Instructions to follow -
Copy out all of the material exactly.

Entries from a dataset
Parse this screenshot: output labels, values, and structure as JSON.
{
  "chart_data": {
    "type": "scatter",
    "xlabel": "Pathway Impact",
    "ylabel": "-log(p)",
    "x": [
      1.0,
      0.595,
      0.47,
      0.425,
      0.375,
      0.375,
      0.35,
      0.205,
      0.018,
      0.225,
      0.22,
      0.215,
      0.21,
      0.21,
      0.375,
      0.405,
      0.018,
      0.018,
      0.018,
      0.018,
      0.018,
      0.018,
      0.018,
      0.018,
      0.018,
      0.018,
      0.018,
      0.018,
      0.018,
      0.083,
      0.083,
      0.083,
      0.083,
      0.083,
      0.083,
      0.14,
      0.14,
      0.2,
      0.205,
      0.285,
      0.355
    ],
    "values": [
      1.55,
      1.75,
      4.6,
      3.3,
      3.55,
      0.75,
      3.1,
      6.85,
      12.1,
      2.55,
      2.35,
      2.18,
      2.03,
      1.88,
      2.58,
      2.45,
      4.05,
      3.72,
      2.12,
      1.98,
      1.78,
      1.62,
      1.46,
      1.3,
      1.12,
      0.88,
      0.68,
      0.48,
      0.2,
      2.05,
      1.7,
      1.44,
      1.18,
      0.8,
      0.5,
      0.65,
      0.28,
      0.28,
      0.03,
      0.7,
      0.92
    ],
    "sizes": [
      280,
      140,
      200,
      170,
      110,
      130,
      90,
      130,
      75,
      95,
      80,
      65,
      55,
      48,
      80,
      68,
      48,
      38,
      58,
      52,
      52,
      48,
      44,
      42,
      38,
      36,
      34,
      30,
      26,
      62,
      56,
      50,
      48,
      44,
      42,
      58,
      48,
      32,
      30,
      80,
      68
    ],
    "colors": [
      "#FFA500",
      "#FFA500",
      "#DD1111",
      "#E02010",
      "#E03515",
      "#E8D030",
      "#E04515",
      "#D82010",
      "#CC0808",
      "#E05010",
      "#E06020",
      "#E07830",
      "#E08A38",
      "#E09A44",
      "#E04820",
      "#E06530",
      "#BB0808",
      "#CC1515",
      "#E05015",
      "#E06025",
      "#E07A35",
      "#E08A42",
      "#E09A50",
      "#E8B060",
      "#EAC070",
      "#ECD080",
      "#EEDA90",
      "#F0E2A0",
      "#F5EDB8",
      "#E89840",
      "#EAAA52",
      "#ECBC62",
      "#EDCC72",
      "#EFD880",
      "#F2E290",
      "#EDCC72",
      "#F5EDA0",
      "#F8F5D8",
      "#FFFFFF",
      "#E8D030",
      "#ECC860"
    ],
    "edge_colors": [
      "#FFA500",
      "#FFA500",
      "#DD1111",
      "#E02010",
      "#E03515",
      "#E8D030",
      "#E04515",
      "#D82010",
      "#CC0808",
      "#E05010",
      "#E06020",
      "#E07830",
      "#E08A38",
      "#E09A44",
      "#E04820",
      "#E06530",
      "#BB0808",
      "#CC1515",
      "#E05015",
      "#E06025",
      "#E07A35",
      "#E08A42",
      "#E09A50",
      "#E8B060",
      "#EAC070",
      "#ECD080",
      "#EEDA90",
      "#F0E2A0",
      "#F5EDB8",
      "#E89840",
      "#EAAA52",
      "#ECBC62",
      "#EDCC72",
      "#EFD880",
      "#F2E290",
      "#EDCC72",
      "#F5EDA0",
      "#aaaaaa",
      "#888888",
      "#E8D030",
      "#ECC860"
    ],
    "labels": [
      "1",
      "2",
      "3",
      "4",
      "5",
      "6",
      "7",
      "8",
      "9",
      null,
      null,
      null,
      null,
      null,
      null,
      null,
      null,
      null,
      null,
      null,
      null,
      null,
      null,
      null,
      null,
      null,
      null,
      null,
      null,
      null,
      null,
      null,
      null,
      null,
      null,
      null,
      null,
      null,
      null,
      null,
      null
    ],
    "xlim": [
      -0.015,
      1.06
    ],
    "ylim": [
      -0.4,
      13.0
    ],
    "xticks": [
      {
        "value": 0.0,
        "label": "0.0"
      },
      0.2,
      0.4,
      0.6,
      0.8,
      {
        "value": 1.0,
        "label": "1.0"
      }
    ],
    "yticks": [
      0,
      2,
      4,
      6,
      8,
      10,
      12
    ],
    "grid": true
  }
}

Answer to this problem -
Parse this screenshot: output labels, values, and structure as JSON.
{
  "chart_data": {
    "type": "scatter",
    "xlabel": "Pathway Impact",
    "ylabel": "-log(p)",
    "x": [
      1.0,
      0.595,
      0.47,
      0.425,
      0.375,
      0.375,
      0.35,
      0.205,
      0.018,
      0.225,
      0.22,
      0.215,
      0.21,
      0.21,
      0.375,
      0.405,
      0.018,
      0.018,
      0.018,
      0.018,
      0.018,
      0.018,
      0.018,
      0.018,
      0.018,
      0.018,
      0.018,
      0.018,
      0.018,
      0.083,
      0.083,
      0.083,
      0.083,
      0.083,
      0.083,
      0.14,
      0.14,
      0.2,
      0.205,
      0.285,
      0.355
    ],
    "values": [
      1.55,
      1.75,
      4.6,
      3.3,
      3.55,
      0.75,
      3.1,
      6.85,
      12.1,
      2.55,
      2.35,
      2.18,
      2.03,
      1.88,
      2.58,
      2.45,
      4.05,
      3.72,
      2.12,
      1.98,
      1.78,
      1.62,
      1.46,
      1.3,
      1.12,
      0.88,
      0.68,
      0.48,
      0.2,
      2.05,
      1.7,
      1.44,
      1.18,
      0.8,
      0.5,
      0.65,
      0.28,
      0.28,
      0.03,
      0.7,
      0.92
    ],
    "sizes": [
      280,
      140,
      200,
      170,
      110,
      130,
      90,
      130,
      75,
      95,
      80,
      65,
      55,
      48,
      80,
      68,
      48,
      38,
      58,
      52,
      52,
      48,
      44,
      42,
      38,
      36,
      34,
      30,
      26,
      62,
      56,
      50,
      48,
      44,
      42,
      58,
      48,
      32,
      30,
      80,
      68
    ],
    "colors": [
      "#FFA500",
      "#FFA500",
      "#DD1111",
      "#E02010",
      "#E03515",
      "#E8D030",
      "#E04515",
      "#D82010",
      "#CC0808",
      "#E05010",
      "#E06020",
      "#E07830",
      "#E08A38",
      "#E09A44",
      "#E04820",
      "#E06530",
      "#BB0808",
      "#CC1515",
      "#E05015",
      "#E06025",
      "#E07A35",
      "#E08A42",
      "#E09A50",
      "#E8B060",
      "#EAC070",
      "#ECD080",
      "#EEDA90",
      "#F0E2A0",
      "#F5EDB8",
      "#E89840",
      "#EAAA52",
      "#ECBC62",
      "#EDCC72",
      "#EFD880",
      "#F2E290",
      "#EDCC72",
      "#F5EDA0",
      "#F8F5D8",
      "#FFFFFF",
      "#E8D030",
      "#ECC860"
    ],
    "edge_colors": [
      "#FFA500",
      "#FFA500",
      "#DD1111",
      "#E02010",
      "#E03515",
      "#E8D030",
      "#E04515",
      "#D82010",
      "#CC0808",
      "#E05010",
      "#E06020",
      "#E07830",
      "#E08A38",
      "#E09A44",
      "#E04820",
      "#E06530",
      "#BB0808",
      "#CC1515",
      "#E05015",
      "#E06025",
      "#E07A35",
      "#E08A42",
      "#E09A50",
      "#E8B060",
      "#EAC070",
      "#ECD080",
      "#EEDA90",
      "#F0E2A0",
      "#F5EDB8",
      "#E89840",
      "#EAAA52",
      "#ECBC62",
      "#EDCC72",
      "#EFD880",
      "#F2E290",
      "#EDCC72",
      "#F5EDA0",
      "#aaaaaa",
      "#888888",
      "#E8D030",
      "#ECC860"
    ],
    "labels": [
      "1",
      "2",
      "3",
      "4",
      "5",
      "6",
      "7",
      "8",
      "9",
      null,
      null,
      null,
      null,
      null,
      null,
      null,
      null,
      null,
      null,
      null,
      null,
      null,
      null,
      null,
      null,
      null,
      null,
      null,
      null,
      null,
      null,
      null,
      null,
      null,
      null,
      null,
      null,
      null,
      null,
      null,
      null
    ],
    "xlim": [
      -0.015,
      1.06
    ],
    "ylim": [
      -0.4,
      13.0
    ],
    "xticks": [
      {
        "value": 0.0,
        "label": "0.0"
      },
      0.2,
      0.4,
      0.6,
      0.8,
      {
        "value": 1.0,
        "label": "1.0"
      }
    ],
    "yticks": [
      0,
      2,
      4,
      6,
      8,
      10,
      12
    ],
    "grid": true
  }
}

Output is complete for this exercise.